Do this:
In the entries below, find every line with "словом" and copy it.

Task data:
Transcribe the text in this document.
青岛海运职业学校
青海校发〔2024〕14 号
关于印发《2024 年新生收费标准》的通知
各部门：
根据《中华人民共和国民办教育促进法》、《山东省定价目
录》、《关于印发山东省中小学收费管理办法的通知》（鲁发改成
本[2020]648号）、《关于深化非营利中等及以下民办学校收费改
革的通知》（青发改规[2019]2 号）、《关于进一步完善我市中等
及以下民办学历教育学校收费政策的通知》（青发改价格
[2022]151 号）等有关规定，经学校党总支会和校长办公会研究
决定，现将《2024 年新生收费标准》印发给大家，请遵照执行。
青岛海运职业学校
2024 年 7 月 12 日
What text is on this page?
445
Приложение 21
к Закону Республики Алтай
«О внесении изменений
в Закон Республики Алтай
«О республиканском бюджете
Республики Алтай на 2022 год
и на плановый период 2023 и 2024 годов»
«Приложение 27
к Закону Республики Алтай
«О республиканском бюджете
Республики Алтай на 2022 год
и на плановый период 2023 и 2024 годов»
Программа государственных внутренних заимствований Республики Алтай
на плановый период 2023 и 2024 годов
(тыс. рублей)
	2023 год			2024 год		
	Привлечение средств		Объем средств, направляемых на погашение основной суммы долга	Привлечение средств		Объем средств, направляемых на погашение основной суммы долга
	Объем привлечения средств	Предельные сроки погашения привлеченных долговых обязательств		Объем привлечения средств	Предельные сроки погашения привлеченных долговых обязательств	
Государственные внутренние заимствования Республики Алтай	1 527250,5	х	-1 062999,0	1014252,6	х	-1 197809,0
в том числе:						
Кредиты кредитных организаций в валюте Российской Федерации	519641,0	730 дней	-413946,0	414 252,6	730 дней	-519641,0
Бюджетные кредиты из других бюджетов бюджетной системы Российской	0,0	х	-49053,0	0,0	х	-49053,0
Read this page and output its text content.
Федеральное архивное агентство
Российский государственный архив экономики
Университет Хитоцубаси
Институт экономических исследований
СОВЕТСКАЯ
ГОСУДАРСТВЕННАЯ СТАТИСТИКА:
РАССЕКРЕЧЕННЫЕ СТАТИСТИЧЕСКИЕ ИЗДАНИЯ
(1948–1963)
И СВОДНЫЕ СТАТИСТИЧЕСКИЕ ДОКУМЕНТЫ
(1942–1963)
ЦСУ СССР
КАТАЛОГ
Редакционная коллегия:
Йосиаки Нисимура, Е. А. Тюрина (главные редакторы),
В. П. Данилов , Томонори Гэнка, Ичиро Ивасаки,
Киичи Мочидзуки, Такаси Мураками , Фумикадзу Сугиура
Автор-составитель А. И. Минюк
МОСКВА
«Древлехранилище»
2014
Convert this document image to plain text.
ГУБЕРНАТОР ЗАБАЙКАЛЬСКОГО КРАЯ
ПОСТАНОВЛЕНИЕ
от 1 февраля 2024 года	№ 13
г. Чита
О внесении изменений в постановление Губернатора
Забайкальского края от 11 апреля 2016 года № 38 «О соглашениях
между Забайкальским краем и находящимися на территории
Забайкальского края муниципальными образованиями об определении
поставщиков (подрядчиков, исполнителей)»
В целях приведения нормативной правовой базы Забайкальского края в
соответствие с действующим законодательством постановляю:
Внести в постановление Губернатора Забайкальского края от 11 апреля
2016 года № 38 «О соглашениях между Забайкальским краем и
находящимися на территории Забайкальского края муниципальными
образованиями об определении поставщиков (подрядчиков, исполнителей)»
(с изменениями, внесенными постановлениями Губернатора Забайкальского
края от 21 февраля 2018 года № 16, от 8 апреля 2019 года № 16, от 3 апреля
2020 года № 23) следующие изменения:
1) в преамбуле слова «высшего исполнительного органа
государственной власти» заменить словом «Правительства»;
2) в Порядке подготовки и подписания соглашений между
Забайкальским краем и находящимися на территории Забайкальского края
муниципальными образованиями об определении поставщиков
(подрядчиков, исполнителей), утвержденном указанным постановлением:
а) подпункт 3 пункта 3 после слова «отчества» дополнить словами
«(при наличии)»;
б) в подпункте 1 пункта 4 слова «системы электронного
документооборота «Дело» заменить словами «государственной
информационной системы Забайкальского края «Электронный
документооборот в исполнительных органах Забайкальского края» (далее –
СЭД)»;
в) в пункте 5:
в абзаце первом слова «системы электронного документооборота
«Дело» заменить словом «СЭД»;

Answer to this task:
государственной власти» заменить словом «Правительства»;
«Дело» заменить словом «СЭД»;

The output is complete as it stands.